It’s been about three weeks since I’ve written. I’ve read and dissected a billion quarterly reports and now the cycle is mostly done. This time of year is always stressful on time – companies release their annual reports at the end of March and then another quarterly report either at the end of April or the first week or two in May, so there is a lot of reading that has to be done in a relatively short period of time. The most painful part is when I sometimes have to listen to conference calls when transcripts are not available.
Since then I have been on a liquidation spree. My favourite cash parking utility in the public markets (long-time readers here will have a deep suspicion as to what it may be) lately started to trade at a gigantic premium to intrinsic value that I just had to start liquidating – basically investors are pre-paying 7 months’ worth of future dividends on this fixed income instrument (i.e. it is trading at a lofty premium to par value) and I highly suspect it will be a ripe target to get called out by its issuing company (they are paying dividends a good deal higher than their cost of capital if they were to float a bond offering to replace it). So despite the fact that the yield on this was awfully attractive, it had to go for risk concerns.

# [Dataset content]
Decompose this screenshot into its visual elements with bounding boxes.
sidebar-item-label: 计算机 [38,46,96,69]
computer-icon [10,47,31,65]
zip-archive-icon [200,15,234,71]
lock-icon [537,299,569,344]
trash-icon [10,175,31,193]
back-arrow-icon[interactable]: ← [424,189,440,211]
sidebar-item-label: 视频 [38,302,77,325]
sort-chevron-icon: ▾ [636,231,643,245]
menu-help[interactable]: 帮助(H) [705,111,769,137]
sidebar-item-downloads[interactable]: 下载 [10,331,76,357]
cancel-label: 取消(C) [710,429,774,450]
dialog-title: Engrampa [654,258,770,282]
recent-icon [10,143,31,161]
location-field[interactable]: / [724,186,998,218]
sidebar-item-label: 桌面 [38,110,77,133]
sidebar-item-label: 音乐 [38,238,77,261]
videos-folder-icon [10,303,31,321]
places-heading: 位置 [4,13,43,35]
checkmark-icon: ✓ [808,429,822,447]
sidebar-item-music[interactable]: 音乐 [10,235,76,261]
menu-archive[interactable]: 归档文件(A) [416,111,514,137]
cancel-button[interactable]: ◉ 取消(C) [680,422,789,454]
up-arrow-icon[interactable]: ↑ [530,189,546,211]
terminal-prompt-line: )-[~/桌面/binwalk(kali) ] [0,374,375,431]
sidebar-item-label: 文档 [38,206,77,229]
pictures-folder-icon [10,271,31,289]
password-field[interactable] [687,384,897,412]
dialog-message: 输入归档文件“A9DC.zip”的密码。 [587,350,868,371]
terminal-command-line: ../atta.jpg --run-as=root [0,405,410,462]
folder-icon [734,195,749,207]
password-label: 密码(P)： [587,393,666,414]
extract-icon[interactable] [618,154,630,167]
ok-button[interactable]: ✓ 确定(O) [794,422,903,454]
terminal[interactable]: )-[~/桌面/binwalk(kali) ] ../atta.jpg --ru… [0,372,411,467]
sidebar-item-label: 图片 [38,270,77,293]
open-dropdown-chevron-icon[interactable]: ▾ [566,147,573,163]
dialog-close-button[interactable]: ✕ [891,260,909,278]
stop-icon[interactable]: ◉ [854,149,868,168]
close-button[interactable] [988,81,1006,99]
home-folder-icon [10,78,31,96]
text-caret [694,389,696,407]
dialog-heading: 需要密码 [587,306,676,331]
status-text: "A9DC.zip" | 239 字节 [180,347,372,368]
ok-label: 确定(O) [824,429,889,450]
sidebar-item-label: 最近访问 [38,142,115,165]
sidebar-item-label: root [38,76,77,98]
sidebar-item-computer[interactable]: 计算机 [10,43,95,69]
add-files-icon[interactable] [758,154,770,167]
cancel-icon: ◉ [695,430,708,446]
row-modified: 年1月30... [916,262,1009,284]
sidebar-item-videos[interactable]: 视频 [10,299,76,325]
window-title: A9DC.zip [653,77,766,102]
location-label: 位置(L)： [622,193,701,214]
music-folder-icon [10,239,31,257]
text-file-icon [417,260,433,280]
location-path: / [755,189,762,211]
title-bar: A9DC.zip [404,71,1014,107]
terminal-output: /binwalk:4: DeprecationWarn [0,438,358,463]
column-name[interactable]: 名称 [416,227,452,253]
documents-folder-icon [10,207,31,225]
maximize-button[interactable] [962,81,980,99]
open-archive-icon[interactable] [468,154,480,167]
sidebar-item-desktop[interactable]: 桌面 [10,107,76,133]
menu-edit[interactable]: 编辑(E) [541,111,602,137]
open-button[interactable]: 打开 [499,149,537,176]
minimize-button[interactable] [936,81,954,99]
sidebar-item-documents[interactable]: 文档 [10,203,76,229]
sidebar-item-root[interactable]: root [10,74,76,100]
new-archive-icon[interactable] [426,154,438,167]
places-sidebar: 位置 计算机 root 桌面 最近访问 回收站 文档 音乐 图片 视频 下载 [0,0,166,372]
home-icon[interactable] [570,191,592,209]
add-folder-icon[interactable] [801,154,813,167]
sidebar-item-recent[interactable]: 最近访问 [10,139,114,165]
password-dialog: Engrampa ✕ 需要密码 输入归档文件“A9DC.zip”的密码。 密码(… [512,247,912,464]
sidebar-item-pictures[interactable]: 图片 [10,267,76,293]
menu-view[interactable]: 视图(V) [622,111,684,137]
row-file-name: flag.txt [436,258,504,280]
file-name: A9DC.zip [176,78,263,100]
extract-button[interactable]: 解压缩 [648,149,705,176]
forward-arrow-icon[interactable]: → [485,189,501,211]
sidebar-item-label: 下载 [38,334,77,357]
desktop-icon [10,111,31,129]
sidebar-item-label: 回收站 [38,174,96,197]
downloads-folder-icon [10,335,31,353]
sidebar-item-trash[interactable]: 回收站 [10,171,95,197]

# [Parts of the exercise]
1. Does the blog post above agree with each statement below? For each, answer yes or no and quote the words of the blog post that decide it.
(a) Companies release their annual reports at the end of March.
(b) The writer finds listening to conference calls the easiest part of the reporting season.
(c) The writer sold the favorite cash parking holding because of risk concerns.
2. Answer these questions from the blog post above:
(a) How long has it been since the writer last wrote?
(b) How many months' worth of future dividends are investors pre-paying on the fixed income instrument?
(c) What does the writer suspect the issuing company will do with the instrument?
3. Can you extend the blog post about quarterly reports and liquidations by writing what comes after its final sentence?

# [Answers to the problems]
1.
(a) Yes: "companies release their annual reports at the end of March"
(b) No: "The most painful part is when I sometimes have to listen to conference calls when transcripts are not available."
(c) Yes: "it had to go for risk concerns."

2.
(a) About three weeks.
(b) 7 months' worth.
(c) Call it out.

3.
Another position that was liquidated was a good chunk of my Gran Colombia Gold (TSX: GCM) debentures. I was fortunate enough to cash a good chunk of it out at a premium to par value and convert the rest into stock. I still haven’t decided what I will do with the stock. Financially, the company has made a remarkable turnaround since I invested in the debt early 2016 and basic math suggests that the common shares are undervalued – especially now that the company’s solvency is no longer in doubt because they’ve equitized a good chunk of their debt – US$150 million into what will be US$98 million in August (when TSX: GCM.DB.U auto-converts into stock). The company at that point will have around US$20 million cash in the bank which is no longer encumbered by the cash sweeps mandated by the previous debt holders. The new debt is auto-liquidating, so each year they will pay down about a sixth of the debt principal.
So on paper, in light of the relatively high EBITDAs it is generating, Gran Colombia looks cheap compared to its peer group. One possible explanation is the common stock has been a victim of convertible debt arbitrage and there simply hasn’t been sufficient demand for common shares – this theory will be tested in the upcoming months. The other risk of downside includes being effectively a single mine operation in Colombia, and also the feasibility of future capital expenditures to expand mine growth (I still have a 624 page NI 43-101 to plough through! I’ve prioritized other company quarterly reports before this technical mine report!). GCM is not exactly an unknown company either – other intelligent people have written about this company over the internet and there are various risks to consider which could explain the relatively low share price (especially resentment that equity holders got nearly wiped out in the late 2015 recapitalization).
Besides for this and a few other routine bond maturities (this was just small yield picking on short duration investment grade securities which weren’t worth the research I dumped into them), I’ve raised a lot of cash for future investment. The problem is I have no idea what to invest it in.
I have the highest weighting of cash in the portfolio than I have had in a long, long time. I ended 2015 at +42% cash and percentage cash today is even higher.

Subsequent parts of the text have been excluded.